Entries from a dataset
|---|
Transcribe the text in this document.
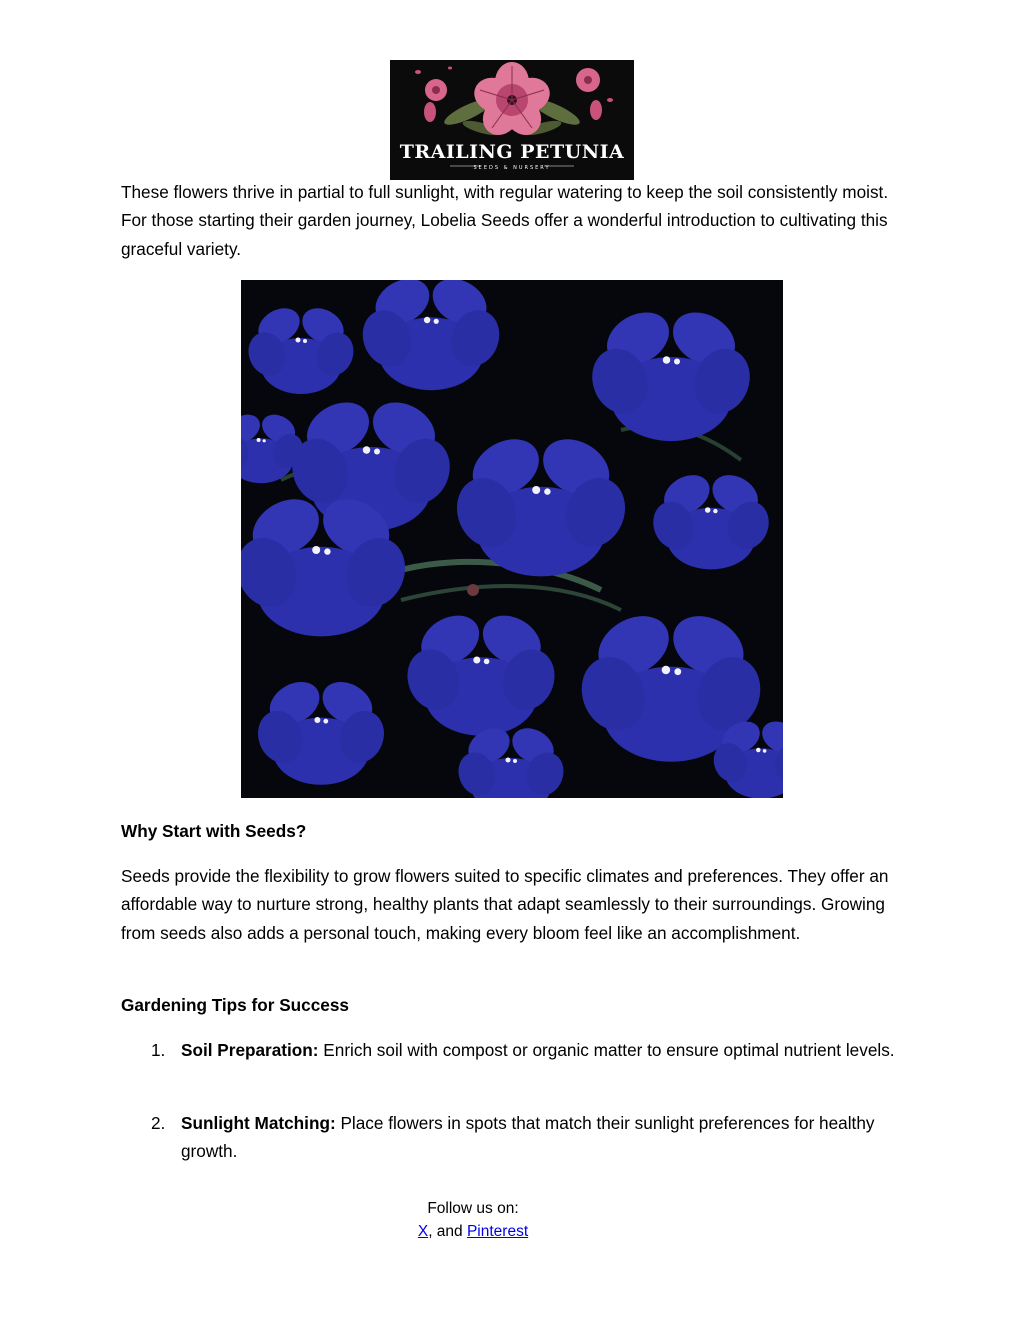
TRAILING PETUNIA
SEEDS & NURSERY

These flowers thrive in partial to full sunlight, with regular watering to keep the soil consistently moist. For those starting their garden journey, Lobelia Seeds offer a wonderful introduction to cultivating this graceful variety.

Why Start with Seeds?

Seeds provide the flexibility to grow flowers suited to specific climates and preferences. They offer an affordable way to nurture strong, healthy plants that adapt seamlessly to their surroundings. Growing from seeds also adds a personal touch, making every bloom feel like an accomplishment.

Gardening Tips for Success
1. Soil Preparation: Enrich soil with compost or organic matter to ensure optimal nutrient levels.
2. Sunlight Matching: Place flowers in spots that match their sunlight preferences for healthy growth.
Follow us on:
X, and Pinterest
|---|
## Task brief:
The listing above must be printed again exactly, minus its pictures.

## Written response:
Transcribe the text in this document.
TRAILING PETUNIA
SEEDS & NURSERY

These flowers thrive in partial to full sunlight, with regular watering to keep the soil consistently moist. For those starting their garden journey, Lobelia Seeds offer a wonderful introduction to cultivating this graceful variety.

Why Start with Seeds?

Seeds provide the flexibility to grow flowers suited to specific climates and preferences. They offer an affordable way to nurture strong, healthy plants that adapt seamlessly to their surroundings. Growing from seeds also adds a personal touch, making every bloom feel like an accomplishment.

Gardening Tips for Success
1. Soil Preparation: Enrich soil with compost or organic matter to ensure optimal nutrient levels.
2. Sunlight Matching: Place flowers in spots that match their sunlight preferences for healthy growth.
Follow us on:
X, and Pinterest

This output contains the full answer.